Article →
------

On Mon, Jan 9, 2023 at 1:38 PM T.J. Mercier <tjmercier@google.com> wrote:
>
> Based on discussions at LPC, this series adds a memory.stat counter for
> exported dmabufs. This counter allows us to continue tracking
> system-wide total exported buffer sizes which there is no longer any
> way to get without DMABUF_SYSFS_STATS, and adds a new capability to
> track per-cgroup exported buffer sizes. The total (root counter) is
> helpful for accounting in-kernel dmabuf use (by comparing with the sum
> of child nodes or with the sum of sizes of mapped buffers or FD
> references in procfs) in addition to helping identify driver memory
> leaks when in-kernel use continually increases over time. With
> per-application cgroups, the per-cgroup counter allows us to quickly
> see how much dma-buf memory an application has caused to be allocated.
> This avoids the need to read through all of procfs which can be a
> lengthy process, and causes the charge to "stick" to the allocating
> process/cgroup as long as the buffer is alive, regardless of how the
> buffer is shared (unless the charge is transferred).
>
> The first patch adds the counter to memcg. The next two patches allow
> the charge for a buffer to be transferred across cgroups which is
> necessary because of the way most dmabufs are allocated from a central
> process on Android. The fourth patch adds a SELinux hook to binder in
> order to control who is allowed to transfer buffer charges.

------

Boxed element entries:
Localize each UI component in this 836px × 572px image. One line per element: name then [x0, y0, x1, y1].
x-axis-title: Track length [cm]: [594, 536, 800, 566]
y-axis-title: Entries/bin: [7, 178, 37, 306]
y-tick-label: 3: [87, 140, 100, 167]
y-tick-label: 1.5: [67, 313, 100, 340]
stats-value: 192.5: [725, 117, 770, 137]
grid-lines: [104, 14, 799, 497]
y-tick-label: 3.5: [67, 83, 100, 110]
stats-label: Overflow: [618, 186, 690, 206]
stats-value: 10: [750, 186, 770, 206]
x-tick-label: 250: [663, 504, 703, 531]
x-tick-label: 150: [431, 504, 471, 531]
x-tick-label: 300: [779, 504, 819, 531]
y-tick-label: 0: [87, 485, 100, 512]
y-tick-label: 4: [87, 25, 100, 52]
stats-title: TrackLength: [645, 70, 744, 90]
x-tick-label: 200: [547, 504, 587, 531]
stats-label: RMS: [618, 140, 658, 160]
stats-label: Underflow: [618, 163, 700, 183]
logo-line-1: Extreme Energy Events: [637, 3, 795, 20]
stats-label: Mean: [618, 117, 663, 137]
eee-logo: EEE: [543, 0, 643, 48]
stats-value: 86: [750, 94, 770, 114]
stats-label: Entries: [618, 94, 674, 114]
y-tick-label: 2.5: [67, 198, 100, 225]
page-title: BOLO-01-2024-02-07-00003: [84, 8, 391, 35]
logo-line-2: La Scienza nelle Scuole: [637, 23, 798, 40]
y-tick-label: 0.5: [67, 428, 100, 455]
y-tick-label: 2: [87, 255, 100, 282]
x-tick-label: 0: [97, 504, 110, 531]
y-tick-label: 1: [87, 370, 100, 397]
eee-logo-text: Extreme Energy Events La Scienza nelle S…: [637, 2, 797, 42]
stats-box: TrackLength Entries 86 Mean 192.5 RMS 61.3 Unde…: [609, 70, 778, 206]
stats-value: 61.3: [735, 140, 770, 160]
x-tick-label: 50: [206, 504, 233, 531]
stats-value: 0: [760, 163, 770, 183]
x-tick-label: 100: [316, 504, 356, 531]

------

Written task → Rewrite the stretch of the dmabuf accounting message from "On Mon, Jan" through "to be allocated.", putting "DMA-BUF objects" wherever "dmabufs" appears. The items have no connection to the message about dmabuf accounting.

Solved exercise →
On Mon, Jan 9, 2023 at 1:38 PM T.J. Mercier <tjmercier@google.com> wrote:
>
> Based on discussions at LPC, this series adds a memory.stat counter for
> exported DMA-BUF objects. This counter allows us to continue tracking
> system-wide total exported buffer sizes which there is no longer any
> way to get without DMABUF_SYSFS_STATS, and adds a new capability to
> track per-cgroup exported buffer sizes. The total (root counter) is
> helpful for accounting in-kernel dmabuf use (by comparing with the sum
> of child nodes or with the sum of sizes of mapped buffers or FD
> references in procfs) in addition to helping identify driver memory
> leaks when in-kernel use continually increases over time. With
> per-application cgroups, the per-cgroup counter allows us to quickly
> see how much dma-buf memory an application has caused to be allocated.